** Start **

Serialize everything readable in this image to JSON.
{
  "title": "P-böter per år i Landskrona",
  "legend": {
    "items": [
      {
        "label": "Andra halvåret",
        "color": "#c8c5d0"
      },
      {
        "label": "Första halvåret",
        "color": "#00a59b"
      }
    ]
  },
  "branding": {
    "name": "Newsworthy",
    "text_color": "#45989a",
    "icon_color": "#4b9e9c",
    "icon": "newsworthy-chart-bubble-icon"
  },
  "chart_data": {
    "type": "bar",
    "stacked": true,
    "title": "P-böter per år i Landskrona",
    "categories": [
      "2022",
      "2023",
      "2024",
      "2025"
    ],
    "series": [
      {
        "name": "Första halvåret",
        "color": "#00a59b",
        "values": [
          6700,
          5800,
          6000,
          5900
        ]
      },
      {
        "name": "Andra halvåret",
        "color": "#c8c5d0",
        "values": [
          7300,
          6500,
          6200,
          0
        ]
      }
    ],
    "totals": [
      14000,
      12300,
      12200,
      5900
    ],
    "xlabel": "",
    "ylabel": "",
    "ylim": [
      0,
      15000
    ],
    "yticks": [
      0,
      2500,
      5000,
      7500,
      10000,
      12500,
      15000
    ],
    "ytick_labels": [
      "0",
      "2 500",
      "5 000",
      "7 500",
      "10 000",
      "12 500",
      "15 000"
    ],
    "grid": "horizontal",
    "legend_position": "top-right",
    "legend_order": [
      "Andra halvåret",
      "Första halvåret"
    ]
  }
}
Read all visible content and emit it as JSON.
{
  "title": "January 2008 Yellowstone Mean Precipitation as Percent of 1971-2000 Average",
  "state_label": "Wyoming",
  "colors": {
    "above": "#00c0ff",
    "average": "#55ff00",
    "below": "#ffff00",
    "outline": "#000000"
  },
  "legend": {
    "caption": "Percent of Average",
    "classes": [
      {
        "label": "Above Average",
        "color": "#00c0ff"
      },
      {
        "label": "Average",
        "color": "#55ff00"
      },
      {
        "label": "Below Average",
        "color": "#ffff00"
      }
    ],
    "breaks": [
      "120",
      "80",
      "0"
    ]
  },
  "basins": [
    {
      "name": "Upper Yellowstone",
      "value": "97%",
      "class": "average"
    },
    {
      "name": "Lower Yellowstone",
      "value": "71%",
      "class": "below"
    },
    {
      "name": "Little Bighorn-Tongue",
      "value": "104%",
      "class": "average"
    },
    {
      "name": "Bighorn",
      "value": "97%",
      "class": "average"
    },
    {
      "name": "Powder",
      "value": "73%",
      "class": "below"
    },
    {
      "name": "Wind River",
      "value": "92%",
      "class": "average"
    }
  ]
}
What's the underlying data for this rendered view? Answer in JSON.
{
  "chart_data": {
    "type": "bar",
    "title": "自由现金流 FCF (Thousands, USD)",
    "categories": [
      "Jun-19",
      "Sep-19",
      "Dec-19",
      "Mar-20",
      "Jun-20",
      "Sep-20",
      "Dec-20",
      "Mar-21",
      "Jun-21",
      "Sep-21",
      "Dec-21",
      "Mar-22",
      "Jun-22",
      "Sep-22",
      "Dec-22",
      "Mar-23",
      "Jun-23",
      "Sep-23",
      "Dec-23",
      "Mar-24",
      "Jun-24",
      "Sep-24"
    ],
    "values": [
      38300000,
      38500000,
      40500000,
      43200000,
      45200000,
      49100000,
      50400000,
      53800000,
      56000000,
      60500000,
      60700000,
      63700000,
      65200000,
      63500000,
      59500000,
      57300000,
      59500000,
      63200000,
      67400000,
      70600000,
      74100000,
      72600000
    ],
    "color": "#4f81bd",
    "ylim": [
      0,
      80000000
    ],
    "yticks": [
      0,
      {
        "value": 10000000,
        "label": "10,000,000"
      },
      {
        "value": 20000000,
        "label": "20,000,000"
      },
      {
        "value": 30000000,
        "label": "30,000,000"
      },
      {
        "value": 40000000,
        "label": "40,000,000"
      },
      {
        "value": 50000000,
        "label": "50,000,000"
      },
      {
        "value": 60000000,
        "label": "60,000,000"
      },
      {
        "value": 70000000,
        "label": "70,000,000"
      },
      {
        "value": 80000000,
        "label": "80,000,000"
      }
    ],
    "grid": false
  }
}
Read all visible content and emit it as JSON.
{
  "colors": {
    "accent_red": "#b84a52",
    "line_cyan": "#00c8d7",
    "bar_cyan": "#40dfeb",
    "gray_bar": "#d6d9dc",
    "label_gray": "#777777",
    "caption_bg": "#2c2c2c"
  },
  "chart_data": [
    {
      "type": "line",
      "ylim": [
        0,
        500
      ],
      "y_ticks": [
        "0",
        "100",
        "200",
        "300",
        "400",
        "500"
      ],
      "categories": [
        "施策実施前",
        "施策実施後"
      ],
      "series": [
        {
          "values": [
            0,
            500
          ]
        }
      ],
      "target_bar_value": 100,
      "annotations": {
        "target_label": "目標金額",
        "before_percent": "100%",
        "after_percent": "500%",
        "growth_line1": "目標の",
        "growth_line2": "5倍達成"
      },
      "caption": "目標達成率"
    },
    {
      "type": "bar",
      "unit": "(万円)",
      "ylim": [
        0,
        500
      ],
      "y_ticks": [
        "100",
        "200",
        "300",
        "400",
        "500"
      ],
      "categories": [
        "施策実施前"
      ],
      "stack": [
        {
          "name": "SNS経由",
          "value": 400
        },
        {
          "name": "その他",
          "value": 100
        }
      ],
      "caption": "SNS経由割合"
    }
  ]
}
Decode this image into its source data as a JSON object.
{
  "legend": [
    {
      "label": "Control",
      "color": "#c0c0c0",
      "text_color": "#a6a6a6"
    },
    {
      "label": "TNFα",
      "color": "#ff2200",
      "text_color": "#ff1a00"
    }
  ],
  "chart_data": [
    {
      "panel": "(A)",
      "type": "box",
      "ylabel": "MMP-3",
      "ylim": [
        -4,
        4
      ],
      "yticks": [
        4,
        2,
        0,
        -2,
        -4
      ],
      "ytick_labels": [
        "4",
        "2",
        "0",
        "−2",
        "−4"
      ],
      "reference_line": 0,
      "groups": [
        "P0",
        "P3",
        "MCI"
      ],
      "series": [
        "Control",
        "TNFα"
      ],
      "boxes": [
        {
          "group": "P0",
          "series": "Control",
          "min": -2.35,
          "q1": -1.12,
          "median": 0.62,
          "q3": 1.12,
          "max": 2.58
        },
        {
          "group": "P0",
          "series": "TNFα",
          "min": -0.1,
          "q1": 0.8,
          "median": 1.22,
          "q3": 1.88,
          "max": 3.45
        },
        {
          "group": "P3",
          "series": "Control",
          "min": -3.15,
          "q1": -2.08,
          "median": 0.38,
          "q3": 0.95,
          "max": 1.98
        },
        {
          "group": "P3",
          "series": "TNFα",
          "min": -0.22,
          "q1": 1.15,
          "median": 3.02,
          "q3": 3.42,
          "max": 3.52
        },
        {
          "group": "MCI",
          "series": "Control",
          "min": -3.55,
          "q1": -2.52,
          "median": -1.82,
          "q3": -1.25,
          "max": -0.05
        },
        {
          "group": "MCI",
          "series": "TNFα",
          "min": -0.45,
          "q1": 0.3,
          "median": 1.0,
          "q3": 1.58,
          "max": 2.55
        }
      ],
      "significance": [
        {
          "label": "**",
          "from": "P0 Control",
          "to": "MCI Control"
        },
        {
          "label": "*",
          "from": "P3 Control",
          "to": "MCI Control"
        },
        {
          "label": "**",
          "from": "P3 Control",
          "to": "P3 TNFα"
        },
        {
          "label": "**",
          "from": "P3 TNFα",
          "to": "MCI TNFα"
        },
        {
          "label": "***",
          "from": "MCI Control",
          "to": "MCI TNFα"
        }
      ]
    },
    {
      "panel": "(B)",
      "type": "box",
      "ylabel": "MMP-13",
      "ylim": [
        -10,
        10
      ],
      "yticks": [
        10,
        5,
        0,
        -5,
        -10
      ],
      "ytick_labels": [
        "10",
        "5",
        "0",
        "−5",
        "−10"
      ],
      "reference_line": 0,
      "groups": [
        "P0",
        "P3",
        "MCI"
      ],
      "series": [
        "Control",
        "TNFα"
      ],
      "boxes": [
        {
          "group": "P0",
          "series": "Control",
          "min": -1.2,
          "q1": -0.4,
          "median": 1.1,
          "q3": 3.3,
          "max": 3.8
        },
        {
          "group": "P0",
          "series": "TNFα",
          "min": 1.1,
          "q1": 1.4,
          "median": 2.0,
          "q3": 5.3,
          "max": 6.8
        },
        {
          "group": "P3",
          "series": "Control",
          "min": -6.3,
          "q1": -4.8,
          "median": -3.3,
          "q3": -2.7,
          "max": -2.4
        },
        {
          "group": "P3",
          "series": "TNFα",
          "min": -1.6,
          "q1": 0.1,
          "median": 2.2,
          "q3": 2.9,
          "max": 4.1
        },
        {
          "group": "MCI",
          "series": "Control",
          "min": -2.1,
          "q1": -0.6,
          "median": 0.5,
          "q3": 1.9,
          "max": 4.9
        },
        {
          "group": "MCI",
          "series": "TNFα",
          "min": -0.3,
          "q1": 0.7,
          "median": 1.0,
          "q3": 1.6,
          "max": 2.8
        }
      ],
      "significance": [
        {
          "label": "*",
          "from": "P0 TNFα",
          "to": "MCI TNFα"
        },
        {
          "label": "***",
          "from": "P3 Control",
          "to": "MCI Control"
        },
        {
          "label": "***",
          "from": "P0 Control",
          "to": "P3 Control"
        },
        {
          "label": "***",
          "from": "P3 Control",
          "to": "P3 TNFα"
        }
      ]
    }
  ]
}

** End **

**Work required**
Copy each line above that contains the string "Första".

**Task answer**
        "label": "Första halvåret",
        "name": "Första halvåret",
      "Första halvåret"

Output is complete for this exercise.